STATED EXERCISE — Copy out each line of the listing that has the word "JSON" in it.

* start SOURCE RECORDS *

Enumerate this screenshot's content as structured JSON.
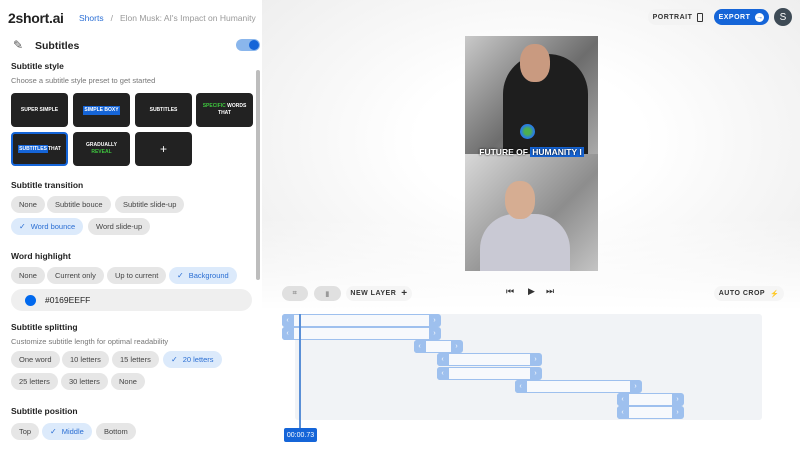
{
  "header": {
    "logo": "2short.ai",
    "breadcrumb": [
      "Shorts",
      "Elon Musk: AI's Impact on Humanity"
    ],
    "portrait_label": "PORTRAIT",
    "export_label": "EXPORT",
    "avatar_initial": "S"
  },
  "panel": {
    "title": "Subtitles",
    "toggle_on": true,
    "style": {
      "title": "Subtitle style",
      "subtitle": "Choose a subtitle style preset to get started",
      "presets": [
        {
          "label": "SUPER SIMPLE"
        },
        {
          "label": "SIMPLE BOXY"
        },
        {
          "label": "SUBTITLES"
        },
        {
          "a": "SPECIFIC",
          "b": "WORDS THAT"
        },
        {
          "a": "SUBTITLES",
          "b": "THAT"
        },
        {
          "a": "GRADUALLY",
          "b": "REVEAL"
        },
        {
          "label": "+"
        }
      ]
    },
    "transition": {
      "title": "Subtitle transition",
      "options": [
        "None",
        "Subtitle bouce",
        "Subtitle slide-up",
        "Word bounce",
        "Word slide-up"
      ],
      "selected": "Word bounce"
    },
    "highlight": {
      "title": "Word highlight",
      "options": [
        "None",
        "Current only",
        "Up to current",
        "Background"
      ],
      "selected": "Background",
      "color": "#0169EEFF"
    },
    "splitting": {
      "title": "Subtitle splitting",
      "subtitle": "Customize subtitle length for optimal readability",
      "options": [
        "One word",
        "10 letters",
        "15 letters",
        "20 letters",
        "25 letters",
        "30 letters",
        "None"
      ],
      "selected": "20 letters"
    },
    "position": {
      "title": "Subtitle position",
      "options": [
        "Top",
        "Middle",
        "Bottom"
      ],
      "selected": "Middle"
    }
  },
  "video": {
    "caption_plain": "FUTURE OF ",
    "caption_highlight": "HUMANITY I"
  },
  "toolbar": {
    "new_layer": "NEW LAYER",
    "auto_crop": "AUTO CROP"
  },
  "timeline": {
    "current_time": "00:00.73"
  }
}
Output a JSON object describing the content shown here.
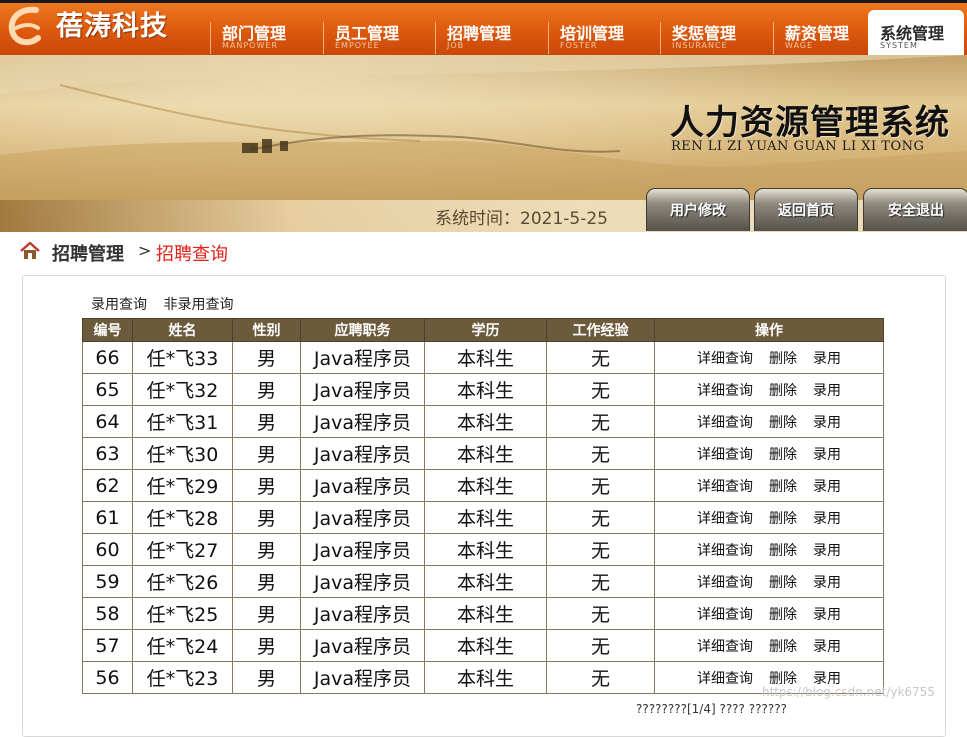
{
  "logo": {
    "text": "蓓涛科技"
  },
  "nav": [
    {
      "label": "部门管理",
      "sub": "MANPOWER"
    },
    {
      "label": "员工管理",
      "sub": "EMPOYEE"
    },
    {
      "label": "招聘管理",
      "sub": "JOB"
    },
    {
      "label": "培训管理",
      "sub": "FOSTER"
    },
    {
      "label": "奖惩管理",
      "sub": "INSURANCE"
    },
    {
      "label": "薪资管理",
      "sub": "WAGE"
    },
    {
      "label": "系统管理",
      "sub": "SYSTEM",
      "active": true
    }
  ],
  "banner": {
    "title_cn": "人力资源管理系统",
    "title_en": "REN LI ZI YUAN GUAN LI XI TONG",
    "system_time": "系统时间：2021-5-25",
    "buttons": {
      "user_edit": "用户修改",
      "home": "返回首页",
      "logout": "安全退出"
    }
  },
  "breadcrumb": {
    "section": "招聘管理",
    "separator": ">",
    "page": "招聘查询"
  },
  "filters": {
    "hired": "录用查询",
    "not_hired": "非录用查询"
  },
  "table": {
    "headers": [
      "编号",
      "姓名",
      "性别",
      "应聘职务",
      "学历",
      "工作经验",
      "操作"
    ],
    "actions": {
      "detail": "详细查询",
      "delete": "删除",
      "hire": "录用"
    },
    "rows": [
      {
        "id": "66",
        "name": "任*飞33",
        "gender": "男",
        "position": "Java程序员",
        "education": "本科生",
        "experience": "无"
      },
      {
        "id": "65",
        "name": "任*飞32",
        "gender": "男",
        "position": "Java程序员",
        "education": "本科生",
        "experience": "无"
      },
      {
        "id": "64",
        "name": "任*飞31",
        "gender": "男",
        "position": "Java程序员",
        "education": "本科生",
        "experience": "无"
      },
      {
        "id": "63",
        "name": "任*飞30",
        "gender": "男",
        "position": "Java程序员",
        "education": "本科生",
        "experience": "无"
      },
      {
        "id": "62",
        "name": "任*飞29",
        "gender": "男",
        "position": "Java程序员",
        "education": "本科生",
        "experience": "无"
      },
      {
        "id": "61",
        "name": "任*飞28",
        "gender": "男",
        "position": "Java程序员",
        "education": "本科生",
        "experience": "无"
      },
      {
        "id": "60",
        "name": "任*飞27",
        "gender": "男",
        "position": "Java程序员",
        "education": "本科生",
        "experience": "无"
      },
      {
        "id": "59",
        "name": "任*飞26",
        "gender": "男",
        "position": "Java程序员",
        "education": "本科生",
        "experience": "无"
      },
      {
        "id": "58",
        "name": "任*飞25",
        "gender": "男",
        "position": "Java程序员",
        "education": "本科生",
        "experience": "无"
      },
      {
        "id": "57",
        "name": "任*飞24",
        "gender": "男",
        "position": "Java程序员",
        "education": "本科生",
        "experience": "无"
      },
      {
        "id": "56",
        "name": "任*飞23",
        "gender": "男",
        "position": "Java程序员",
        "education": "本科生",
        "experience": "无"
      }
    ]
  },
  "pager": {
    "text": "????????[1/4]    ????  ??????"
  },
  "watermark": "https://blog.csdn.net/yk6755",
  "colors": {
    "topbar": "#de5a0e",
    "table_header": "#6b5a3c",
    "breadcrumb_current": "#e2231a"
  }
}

* end SOURCE RECORDS *
* start SOURCE RECORDS *

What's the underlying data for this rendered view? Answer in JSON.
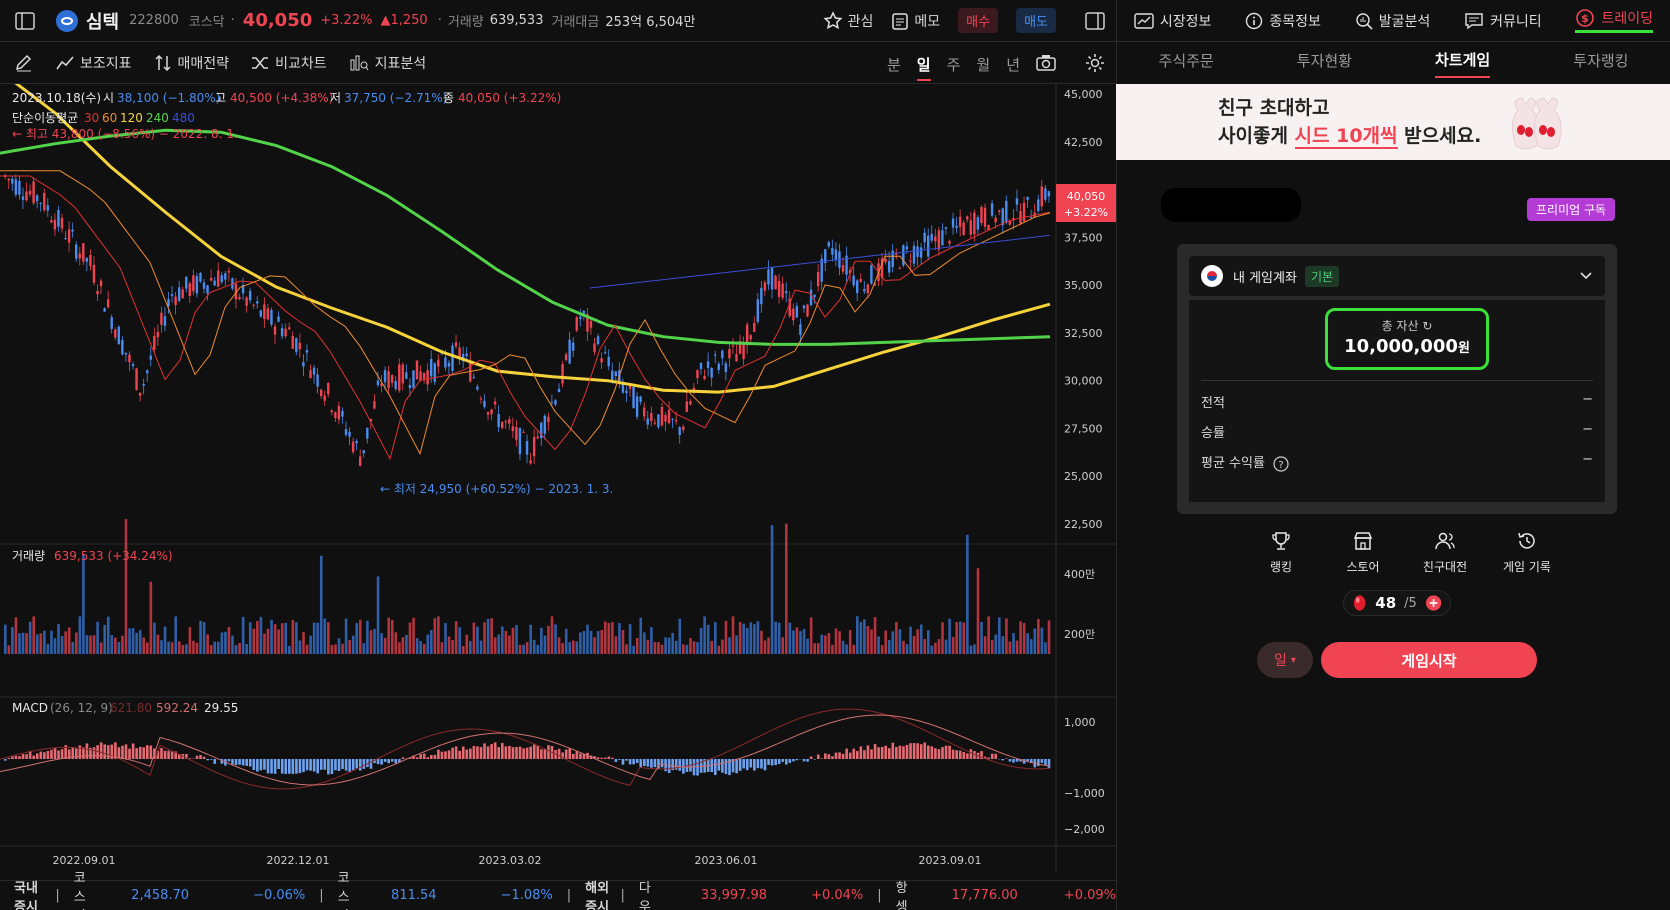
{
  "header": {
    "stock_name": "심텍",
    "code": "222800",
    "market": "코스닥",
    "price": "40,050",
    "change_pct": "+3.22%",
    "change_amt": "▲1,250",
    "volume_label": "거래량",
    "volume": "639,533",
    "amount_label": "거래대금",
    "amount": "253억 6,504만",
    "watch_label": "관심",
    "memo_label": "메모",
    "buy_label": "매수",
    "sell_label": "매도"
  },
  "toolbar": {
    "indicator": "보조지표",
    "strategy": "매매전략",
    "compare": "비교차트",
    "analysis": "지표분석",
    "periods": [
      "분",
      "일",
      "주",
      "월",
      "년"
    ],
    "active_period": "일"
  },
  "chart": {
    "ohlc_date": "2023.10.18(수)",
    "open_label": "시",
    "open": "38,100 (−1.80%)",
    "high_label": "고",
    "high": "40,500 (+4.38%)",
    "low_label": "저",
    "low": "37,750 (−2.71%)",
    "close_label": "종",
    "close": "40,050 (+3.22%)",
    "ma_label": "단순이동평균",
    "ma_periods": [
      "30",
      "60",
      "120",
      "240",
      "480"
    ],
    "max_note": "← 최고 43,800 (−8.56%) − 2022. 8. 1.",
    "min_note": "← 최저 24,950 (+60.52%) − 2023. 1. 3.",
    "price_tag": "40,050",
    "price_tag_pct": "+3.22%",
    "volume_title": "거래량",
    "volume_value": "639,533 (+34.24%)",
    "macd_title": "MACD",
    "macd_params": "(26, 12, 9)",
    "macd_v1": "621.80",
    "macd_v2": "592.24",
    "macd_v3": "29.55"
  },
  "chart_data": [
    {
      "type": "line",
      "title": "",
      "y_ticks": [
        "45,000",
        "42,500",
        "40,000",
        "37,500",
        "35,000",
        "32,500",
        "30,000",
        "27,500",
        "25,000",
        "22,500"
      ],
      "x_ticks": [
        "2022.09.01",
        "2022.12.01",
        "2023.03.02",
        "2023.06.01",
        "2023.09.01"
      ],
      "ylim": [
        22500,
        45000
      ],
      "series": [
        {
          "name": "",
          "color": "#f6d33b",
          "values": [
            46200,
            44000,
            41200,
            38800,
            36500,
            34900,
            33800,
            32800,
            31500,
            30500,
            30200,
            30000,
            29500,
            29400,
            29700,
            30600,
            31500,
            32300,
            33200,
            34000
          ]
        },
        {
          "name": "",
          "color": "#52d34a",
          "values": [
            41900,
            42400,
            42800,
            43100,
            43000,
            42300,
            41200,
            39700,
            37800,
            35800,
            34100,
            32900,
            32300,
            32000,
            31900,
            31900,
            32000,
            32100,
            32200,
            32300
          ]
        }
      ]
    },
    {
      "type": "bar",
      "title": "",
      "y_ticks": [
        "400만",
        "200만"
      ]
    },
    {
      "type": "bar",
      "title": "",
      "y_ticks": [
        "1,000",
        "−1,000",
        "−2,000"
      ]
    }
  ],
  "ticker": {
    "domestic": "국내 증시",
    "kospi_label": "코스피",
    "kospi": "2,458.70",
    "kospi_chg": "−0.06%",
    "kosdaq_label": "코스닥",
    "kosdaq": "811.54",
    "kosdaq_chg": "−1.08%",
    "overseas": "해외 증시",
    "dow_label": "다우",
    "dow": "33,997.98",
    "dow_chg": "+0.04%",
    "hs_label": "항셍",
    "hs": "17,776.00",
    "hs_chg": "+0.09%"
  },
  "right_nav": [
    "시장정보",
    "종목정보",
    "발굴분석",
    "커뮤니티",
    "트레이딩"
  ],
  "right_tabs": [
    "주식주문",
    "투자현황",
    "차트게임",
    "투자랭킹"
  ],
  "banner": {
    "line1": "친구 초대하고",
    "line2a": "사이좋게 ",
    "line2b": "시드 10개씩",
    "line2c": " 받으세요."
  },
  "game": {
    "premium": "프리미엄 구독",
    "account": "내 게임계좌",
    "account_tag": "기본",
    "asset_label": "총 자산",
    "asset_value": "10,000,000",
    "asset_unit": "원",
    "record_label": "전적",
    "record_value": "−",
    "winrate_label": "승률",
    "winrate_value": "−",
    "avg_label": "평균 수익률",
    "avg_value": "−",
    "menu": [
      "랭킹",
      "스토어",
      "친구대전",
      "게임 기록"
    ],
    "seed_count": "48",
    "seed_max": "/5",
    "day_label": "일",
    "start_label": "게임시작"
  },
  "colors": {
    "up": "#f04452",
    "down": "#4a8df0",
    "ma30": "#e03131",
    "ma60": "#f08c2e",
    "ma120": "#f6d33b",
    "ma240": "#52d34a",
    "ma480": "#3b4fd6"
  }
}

* end SOURCE RECORDS *

RESPONSE BELOW —
Enumerate this screenshot's content as structured JSON.
Output a JSON object describing the content shown here.
What's the underlying data for this rendered view? Answer in JSON.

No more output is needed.